[Stored entries]
************
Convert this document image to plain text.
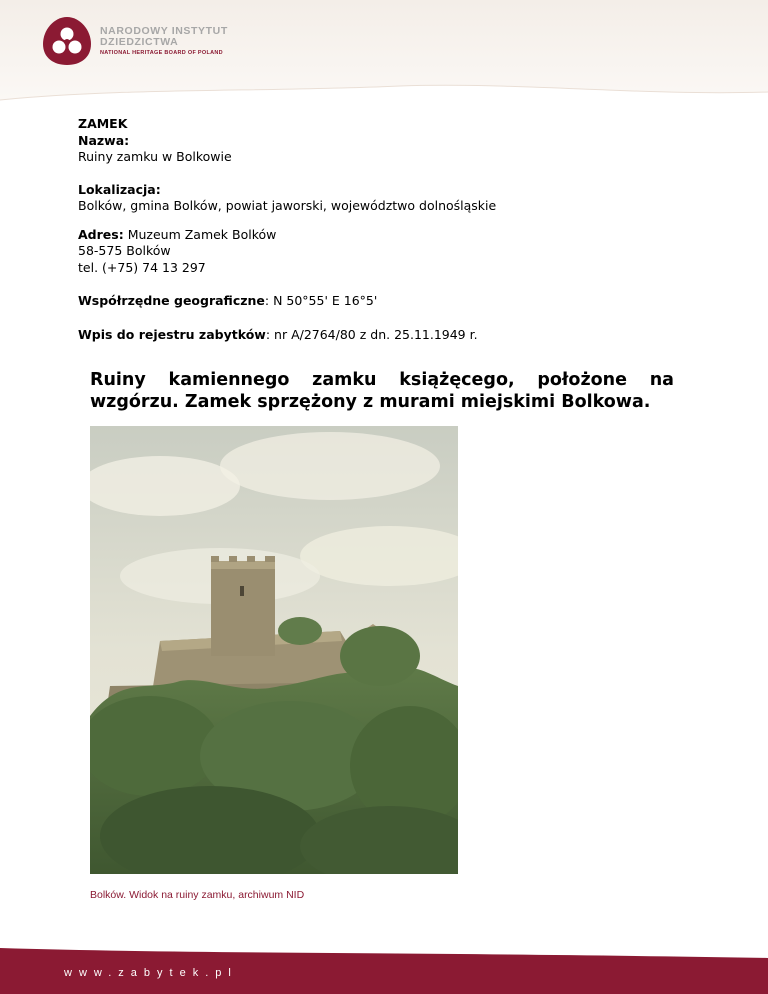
NARODOWY INSTYTUT
DZIEDZICTWA
NATIONAL HERITAGE BOARD OF POLAND
ZAMEK
Nazwa:
Ruiny zamku w Bolkowie
Lokalizacja:
Bolków, gmina Bolków, powiat jaworski, województwo dolnośląskie
Adres: Muzeum Zamek Bolków
58-575 Bolków
tel. (+75) 74 13 297
Współrzędne geograficzne: N 50°55' E 16°5'
Wpis do rejestru zabytków: nr A/2764/80 z dn. 25.11.1949 r.
Ruiny kamiennego zamku książęcego, położone na wzgórzu. Zamek sprzężony z murami miejskimi Bolkowa.
Bolków. Widok na ruiny zamku, archiwum NID
www.zabytek.pl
************
• Direction: Copy each line above precisely, dropping the pictures.

• Written answer:
Convert this document image to plain text.
NARODOWY INSTYTUT
DZIEDZICTWA
NATIONAL HERITAGE BOARD OF POLAND
ZAMEK
Nazwa:
Ruiny zamku w Bolkowie
Lokalizacja:
Bolków, gmina Bolków, powiat jaworski, województwo dolnośląskie
Adres: Muzeum Zamek Bolków
58-575 Bolków
tel. (+75) 74 13 297
Współrzędne geograficzne: N 50°55' E 16°5'
Wpis do rejestru zabytków: nr A/2764/80 z dn. 25.11.1949 r.
Ruiny kamiennego zamku książęcego, położone na wzgórzu. Zamek sprzężony z murami miejskimi Bolkowa.
Bolków. Widok na ruiny zamku, archiwum NID
www.zabytek.pl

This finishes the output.